**Goal of the exercise**
Arrange the items below, from the first line through the line containing "quantity-value: 1/2 (380, 287, 400, 301)" (both ends included), as a Markdown table with the columns Row and Text. Number each row and leave out any blank lines.
========================
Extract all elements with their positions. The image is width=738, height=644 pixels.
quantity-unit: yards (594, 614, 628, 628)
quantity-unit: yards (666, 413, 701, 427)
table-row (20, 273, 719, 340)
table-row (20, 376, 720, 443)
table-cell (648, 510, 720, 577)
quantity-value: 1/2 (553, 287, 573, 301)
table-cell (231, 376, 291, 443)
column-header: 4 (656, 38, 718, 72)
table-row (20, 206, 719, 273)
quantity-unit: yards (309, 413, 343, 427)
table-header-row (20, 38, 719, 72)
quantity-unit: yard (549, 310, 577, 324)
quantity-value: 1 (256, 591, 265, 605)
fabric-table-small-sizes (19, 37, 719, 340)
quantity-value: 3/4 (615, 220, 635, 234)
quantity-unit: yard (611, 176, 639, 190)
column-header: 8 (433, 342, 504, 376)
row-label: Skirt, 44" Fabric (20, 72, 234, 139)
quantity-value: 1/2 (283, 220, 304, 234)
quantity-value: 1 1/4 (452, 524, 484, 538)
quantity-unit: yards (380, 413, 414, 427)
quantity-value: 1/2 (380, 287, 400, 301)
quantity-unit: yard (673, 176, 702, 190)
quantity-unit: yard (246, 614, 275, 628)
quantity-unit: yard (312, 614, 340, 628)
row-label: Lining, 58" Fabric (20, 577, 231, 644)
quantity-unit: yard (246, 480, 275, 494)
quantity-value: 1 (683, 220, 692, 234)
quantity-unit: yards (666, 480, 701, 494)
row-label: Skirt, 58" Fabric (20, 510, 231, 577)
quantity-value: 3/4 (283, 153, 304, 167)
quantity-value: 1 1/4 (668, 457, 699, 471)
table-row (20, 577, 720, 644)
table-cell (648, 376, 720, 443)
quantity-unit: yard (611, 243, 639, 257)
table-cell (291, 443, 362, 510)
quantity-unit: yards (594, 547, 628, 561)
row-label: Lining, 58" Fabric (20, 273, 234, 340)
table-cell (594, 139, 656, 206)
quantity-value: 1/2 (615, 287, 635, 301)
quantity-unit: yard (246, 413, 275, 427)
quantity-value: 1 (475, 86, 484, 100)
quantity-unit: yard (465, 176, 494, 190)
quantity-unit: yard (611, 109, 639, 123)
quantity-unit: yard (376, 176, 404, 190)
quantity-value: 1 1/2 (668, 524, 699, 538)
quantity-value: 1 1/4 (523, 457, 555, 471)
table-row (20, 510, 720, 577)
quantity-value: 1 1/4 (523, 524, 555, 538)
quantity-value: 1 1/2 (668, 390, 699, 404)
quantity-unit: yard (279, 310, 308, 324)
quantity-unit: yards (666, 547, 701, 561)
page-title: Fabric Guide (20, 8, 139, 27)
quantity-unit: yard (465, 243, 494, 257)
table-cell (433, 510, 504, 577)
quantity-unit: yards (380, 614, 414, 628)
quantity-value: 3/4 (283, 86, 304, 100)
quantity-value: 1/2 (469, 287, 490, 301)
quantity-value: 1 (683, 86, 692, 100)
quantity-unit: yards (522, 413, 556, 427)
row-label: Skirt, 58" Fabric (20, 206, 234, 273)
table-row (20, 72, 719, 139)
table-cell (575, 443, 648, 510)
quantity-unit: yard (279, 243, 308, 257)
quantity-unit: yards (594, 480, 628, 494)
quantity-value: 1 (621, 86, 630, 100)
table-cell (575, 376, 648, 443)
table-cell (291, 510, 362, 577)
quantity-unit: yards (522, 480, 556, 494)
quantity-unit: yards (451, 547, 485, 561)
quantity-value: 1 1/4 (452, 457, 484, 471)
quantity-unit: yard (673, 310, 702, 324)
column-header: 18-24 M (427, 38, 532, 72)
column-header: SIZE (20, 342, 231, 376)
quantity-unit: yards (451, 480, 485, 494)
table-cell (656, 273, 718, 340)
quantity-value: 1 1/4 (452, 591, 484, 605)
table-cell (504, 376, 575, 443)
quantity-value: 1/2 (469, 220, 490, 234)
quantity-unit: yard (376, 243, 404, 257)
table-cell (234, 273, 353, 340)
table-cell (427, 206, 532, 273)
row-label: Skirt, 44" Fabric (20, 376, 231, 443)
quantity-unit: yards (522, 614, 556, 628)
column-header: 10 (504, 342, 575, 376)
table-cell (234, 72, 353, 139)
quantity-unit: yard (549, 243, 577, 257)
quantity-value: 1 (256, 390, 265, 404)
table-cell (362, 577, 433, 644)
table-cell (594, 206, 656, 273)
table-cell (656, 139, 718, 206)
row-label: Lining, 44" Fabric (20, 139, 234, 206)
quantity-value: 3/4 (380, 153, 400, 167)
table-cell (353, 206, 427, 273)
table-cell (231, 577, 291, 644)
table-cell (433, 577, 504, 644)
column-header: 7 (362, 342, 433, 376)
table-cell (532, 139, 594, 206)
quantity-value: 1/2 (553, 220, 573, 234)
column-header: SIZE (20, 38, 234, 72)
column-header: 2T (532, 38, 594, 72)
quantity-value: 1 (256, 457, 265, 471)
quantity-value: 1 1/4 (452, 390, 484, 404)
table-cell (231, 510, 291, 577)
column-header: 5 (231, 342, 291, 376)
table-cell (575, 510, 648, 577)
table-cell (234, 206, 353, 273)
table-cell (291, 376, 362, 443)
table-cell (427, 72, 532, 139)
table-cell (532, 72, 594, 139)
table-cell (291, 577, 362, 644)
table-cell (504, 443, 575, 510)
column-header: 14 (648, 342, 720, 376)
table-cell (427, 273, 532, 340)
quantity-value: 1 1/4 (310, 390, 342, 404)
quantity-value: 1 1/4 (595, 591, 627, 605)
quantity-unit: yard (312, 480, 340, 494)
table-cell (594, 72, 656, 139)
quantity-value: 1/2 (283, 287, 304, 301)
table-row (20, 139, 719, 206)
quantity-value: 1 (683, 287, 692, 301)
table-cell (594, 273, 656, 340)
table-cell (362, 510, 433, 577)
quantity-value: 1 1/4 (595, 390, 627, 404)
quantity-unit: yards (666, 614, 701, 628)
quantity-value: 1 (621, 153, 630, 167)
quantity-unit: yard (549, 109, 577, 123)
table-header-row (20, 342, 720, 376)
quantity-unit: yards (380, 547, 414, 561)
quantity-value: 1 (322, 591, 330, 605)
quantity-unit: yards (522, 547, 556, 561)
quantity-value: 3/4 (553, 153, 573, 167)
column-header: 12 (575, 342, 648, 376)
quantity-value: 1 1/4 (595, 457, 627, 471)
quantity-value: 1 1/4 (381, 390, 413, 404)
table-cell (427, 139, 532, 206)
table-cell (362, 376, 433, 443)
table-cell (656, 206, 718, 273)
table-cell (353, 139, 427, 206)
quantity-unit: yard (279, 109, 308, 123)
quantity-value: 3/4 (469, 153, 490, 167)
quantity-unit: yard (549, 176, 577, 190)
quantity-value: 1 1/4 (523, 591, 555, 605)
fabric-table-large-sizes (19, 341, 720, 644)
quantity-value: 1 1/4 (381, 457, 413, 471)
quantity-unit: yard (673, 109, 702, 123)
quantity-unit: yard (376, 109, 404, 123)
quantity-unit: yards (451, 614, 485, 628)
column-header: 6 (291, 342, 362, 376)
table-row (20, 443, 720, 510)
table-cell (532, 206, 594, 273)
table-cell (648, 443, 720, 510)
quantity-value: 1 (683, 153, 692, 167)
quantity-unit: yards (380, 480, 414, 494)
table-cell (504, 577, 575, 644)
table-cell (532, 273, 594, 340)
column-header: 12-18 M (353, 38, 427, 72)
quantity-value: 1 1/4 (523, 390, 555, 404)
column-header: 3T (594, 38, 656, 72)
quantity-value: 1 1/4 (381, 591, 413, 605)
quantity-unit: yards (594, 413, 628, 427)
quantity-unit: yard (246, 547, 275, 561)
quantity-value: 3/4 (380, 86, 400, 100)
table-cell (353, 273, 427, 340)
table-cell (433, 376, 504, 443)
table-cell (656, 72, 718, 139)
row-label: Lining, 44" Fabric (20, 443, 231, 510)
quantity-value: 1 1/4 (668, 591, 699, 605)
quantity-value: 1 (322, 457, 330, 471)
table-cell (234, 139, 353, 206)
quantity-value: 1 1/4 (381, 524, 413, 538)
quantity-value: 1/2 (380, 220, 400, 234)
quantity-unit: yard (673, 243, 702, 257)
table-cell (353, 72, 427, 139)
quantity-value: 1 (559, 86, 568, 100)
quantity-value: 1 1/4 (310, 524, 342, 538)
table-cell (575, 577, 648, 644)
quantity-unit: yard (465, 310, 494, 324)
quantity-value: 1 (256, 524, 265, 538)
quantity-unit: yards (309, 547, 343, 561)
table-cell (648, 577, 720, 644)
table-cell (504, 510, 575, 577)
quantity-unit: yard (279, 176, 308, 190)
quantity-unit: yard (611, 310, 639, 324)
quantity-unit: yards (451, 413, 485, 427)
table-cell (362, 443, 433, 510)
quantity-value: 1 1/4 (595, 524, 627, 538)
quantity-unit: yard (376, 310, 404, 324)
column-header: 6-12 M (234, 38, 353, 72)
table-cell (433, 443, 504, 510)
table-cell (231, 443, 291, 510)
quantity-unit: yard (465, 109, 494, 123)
========================
**Task answer**
| Row | Text |
|---|---|
| 1 | Extract all elements with their positions. The image is width=738, height=644 pixels. |
| 2 | quantity-unit: yards (594, 614, 628, 628) |
| 3 | quantity-unit: yards (666, 413, 701, 427) |
| 4 | table-row (20, 273, 719, 340) |
| 5 | table-row (20, 376, 720, 443) |
| 6 | table-cell (648, 510, 720, 577) |
| 7 | quantity-value: 1/2 (553, 287, 573, 301) |
| 8 | table-cell (231, 376, 291, 443) |
| 9 | column-header: 4 (656, 38, 718, 72) |
| 10 | table-row (20, 206, 719, 273) |
| 11 | quantity-unit: yards (309, 413, 343, 427) |
| 12 | table-header-row (20, 38, 719, 72) |
| 13 | quantity-unit: yard (549, 310, 577, 324) |
| 14 | quantity-value: 1 (256, 591, 265, 605) |
| 15 | fabric-table-small-sizes (19, 37, 719, 340) |
| 16 | quantity-value: 3/4 (615, 220, 635, 234) |
| 17 | quantity-unit: yard (611, 176, 639, 190) |
| 18 | column-header: 8 (433, 342, 504, 376) |
| 19 | row-label: Skirt, 44" Fabric (20, 72, 234, 139) |
| 20 | quantity-value: 1/2 (283, 220, 304, 234) |
| 21 | quantity-value: 1 1/4 (452, 524, 484, 538) |
| 22 | quantity-unit: yards (380, 413, 414, 427) |
| 23 | quantity-value: 1/2 (380, 287, 400, 301) |